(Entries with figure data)

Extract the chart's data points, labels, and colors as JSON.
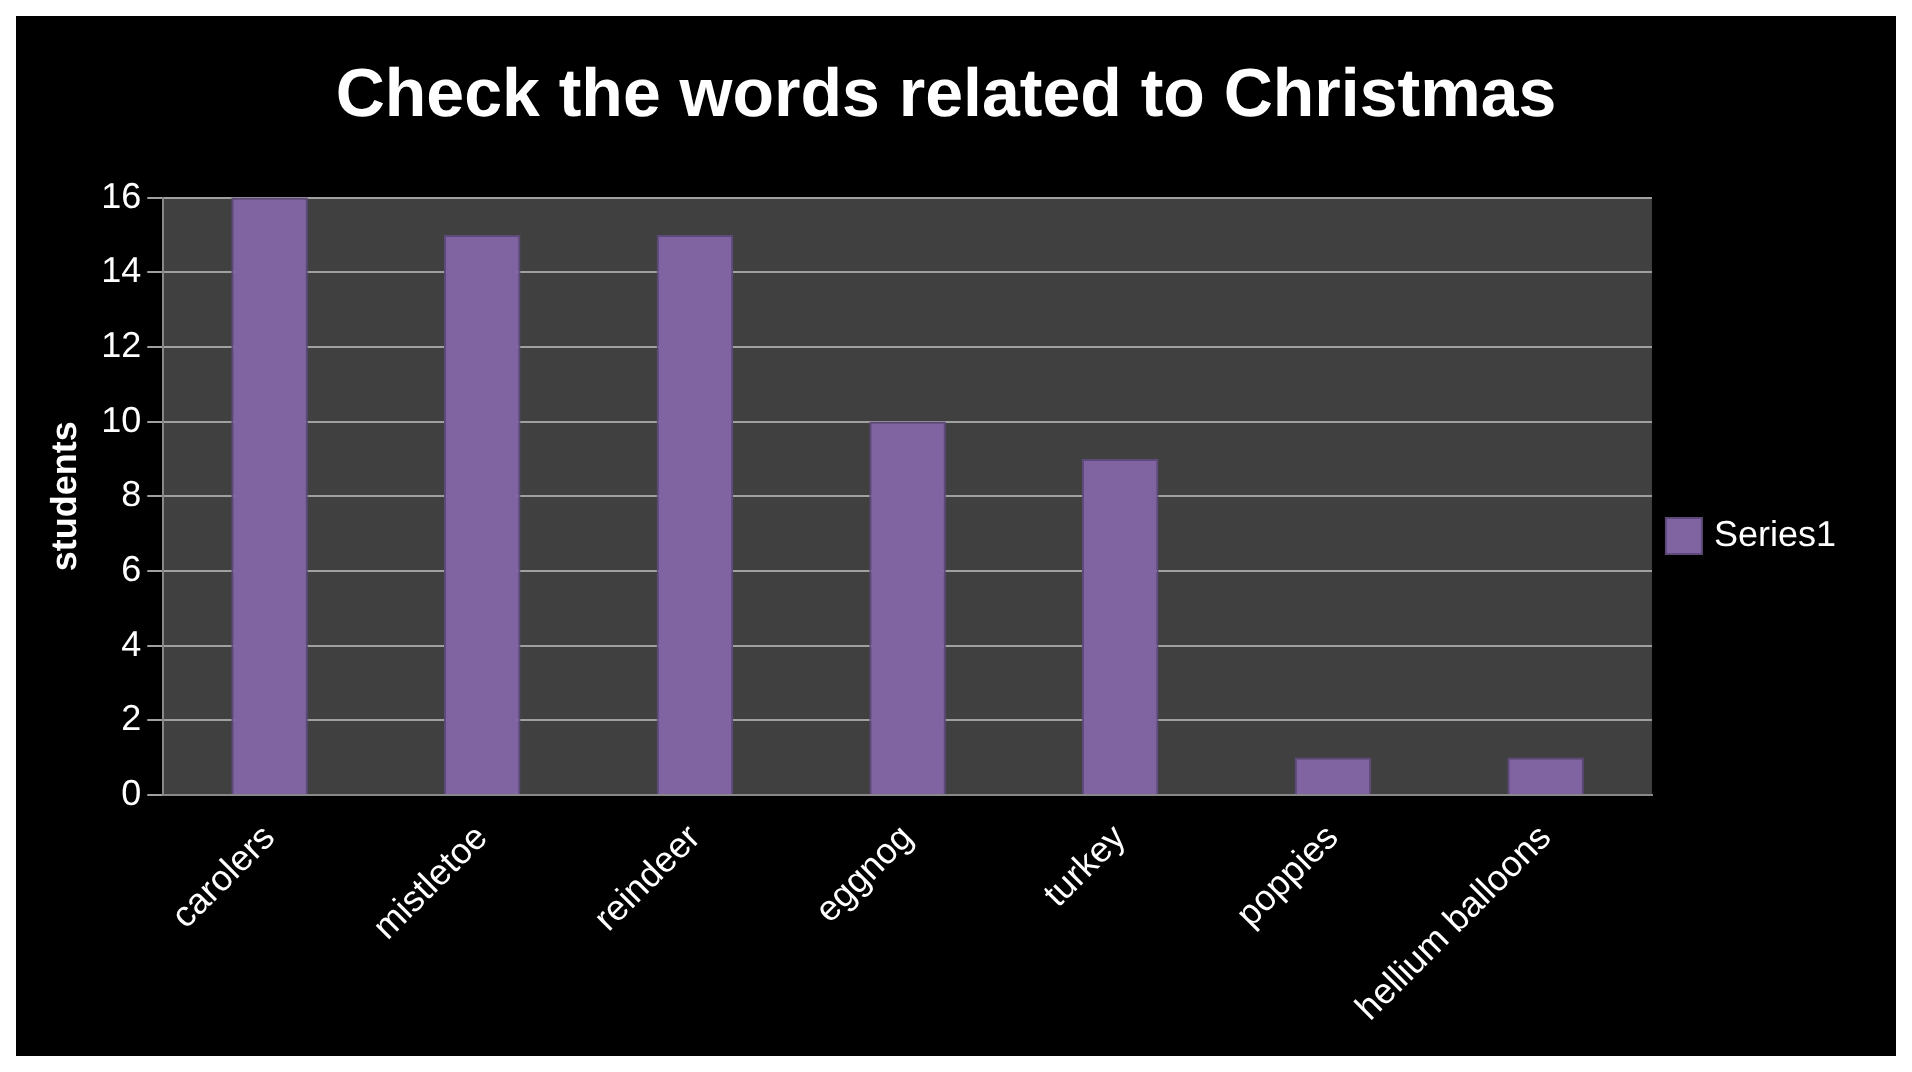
{
  "chart_data": {
    "type": "bar",
    "title": "Check the words related to Christmas",
    "ylabel": "students",
    "categories": [
      "carolers",
      "mistletoe",
      "reindeer",
      "eggnog",
      "turkey",
      "poppies",
      "hellium balloons"
    ],
    "series": [
      {
        "name": "Series1",
        "color": "#8064a2",
        "values": [
          16,
          15,
          15,
          10,
          9,
          1,
          1
        ]
      }
    ],
    "ylim": [
      0,
      16
    ],
    "yticks": [
      0,
      2,
      4,
      6,
      8,
      10,
      12,
      14,
      16
    ],
    "grid": "y",
    "legend": "right"
  }
}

▶ Do this:
Copy the records exactly as they appear, excluding images.

▶ Output for this exercise:
Extract the chart's data points, labels, and colors as JSON.
{
  "chart_data": {
    "type": "bar",
    "title": "Check the words related to Christmas",
    "ylabel": "students",
    "categories": [
      "carolers",
      "mistletoe",
      "reindeer",
      "eggnog",
      "turkey",
      "poppies",
      "hellium balloons"
    ],
    "series": [
      {
        "name": "Series1",
        "color": "#8064a2",
        "values": [
          16,
          15,
          15,
          10,
          9,
          1,
          1
        ]
      }
    ],
    "ylim": [
      0,
      16
    ],
    "yticks": [
      0,
      2,
      4,
      6,
      8,
      10,
      12,
      14,
      16
    ],
    "grid": "y",
    "legend": "right"
  }
}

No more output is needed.